■ DIRECTIONS:
Look for "Output a JSON" in the listing below, then copy exactly the line it appears in and all lines after it to the end, and nothing more.

START

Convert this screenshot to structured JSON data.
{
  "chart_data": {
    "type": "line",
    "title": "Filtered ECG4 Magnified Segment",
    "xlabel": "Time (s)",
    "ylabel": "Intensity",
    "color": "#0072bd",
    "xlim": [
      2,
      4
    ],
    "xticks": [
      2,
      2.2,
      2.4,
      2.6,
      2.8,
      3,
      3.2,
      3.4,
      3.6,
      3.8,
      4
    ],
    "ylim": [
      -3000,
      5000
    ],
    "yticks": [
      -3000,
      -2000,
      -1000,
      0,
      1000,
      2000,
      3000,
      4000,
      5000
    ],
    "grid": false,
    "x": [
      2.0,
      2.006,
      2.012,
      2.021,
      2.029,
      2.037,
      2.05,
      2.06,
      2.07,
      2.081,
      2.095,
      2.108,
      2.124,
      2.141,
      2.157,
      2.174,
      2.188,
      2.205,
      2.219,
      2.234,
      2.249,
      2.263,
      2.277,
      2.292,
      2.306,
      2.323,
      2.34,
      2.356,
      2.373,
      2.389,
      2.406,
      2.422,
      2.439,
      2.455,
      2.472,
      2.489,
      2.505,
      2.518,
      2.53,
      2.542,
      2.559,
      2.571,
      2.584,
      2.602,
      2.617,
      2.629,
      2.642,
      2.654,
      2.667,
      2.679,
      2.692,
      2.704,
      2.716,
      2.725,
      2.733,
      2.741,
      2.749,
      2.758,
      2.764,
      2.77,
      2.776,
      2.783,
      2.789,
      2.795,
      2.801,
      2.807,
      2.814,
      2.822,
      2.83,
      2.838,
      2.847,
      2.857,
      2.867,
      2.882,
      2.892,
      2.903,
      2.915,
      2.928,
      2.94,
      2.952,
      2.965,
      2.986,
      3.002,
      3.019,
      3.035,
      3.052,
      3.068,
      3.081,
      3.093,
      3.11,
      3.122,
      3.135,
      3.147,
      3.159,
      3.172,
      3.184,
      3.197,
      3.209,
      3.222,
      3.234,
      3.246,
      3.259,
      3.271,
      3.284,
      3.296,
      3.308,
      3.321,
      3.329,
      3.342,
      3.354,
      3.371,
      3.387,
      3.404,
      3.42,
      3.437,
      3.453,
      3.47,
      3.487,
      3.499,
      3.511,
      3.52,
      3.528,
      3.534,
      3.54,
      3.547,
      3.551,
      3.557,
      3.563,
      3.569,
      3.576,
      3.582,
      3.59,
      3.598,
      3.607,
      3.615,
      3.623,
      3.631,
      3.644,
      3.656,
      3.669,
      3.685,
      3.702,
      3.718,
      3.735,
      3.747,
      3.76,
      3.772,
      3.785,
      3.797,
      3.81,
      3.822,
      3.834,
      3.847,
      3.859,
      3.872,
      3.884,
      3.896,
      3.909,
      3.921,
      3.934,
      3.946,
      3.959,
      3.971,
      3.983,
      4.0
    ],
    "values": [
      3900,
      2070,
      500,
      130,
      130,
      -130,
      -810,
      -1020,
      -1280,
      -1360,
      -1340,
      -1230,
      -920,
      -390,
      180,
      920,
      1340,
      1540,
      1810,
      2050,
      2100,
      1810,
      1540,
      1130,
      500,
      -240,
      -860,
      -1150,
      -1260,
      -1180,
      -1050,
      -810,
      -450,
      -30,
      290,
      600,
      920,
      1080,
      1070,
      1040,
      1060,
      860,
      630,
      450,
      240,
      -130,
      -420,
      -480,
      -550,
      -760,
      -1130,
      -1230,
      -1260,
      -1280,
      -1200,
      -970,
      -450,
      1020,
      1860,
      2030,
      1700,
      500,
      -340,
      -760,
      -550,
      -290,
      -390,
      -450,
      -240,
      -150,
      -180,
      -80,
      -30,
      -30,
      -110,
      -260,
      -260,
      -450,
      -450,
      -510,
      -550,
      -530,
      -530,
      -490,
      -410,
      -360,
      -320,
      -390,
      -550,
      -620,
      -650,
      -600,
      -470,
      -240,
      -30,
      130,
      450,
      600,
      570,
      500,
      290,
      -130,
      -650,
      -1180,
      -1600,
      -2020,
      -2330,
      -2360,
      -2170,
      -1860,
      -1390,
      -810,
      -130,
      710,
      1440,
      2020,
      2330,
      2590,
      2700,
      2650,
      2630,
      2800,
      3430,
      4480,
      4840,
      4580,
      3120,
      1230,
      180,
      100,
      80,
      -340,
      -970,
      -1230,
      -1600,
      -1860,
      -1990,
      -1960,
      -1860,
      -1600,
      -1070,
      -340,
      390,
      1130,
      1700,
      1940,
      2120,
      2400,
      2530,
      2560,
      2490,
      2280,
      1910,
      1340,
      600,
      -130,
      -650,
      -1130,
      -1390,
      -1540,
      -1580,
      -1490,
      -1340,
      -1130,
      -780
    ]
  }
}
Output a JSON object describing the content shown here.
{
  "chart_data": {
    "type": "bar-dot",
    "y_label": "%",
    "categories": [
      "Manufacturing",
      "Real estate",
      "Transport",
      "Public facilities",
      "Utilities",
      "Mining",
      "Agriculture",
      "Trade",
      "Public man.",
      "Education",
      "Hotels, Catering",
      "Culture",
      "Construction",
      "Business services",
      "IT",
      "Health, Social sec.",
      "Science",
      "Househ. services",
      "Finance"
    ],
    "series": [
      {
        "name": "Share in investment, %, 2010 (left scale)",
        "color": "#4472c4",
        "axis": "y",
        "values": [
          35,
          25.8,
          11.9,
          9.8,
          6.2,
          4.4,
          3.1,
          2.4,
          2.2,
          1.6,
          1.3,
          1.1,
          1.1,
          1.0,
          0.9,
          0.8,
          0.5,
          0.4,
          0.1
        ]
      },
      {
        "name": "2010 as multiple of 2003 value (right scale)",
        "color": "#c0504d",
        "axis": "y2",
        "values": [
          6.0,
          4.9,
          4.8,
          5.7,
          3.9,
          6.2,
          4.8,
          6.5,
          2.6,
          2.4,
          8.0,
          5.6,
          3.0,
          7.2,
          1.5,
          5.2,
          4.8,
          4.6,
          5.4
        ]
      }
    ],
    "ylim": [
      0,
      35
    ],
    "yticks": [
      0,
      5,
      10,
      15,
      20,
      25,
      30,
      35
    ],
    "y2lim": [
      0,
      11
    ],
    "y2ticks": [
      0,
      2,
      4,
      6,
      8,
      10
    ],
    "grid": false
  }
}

END

■ FINISHED TASK:
Output a JSON object describing the content shown here.
{
  "chart_data": {
    "type": "bar-dot",
    "y_label": "%",
    "categories": [
      "Manufacturing",
      "Real estate",
      "Transport",
      "Public facilities",
      "Utilities",
      "Mining",
      "Agriculture",
      "Trade",
      "Public man.",
      "Education",
      "Hotels, Catering",
      "Culture",
      "Construction",
      "Business services",
      "IT",
      "Health, Social sec.",
      "Science",
      "Househ. services",
      "Finance"
    ],
    "series": [
      {
        "name": "Share in investment, %, 2010 (left scale)",
        "color": "#4472c4",
        "axis": "y",
        "values": [
          35,
          25.8,
          11.9,
          9.8,
          6.2,
          4.4,
          3.1,
          2.4,
          2.2,
          1.6,
          1.3,
          1.1,
          1.1,
          1.0,
          0.9,
          0.8,
          0.5,
          0.4,
          0.1
        ]
      },
      {
        "name": "2010 as multiple of 2003 value (right scale)",
        "color": "#c0504d",
        "axis": "y2",
        "values": [
          6.0,
          4.9,
          4.8,
          5.7,
          3.9,
          6.2,
          4.8,
          6.5,
          2.6,
          2.4,
          8.0,
          5.6,
          3.0,
          7.2,
          1.5,
          5.2,
          4.8,
          4.6,
          5.4
        ]
      }
    ],
    "ylim": [
      0,
      35
    ],
    "yticks": [
      0,
      5,
      10,
      15,
      20,
      25,
      30,
      35
    ],
    "y2lim": [
      0,
      11
    ],
    "y2ticks": [
      0,
      2,
      4,
      6,
      8,
      10
    ],
    "grid": false
  }
}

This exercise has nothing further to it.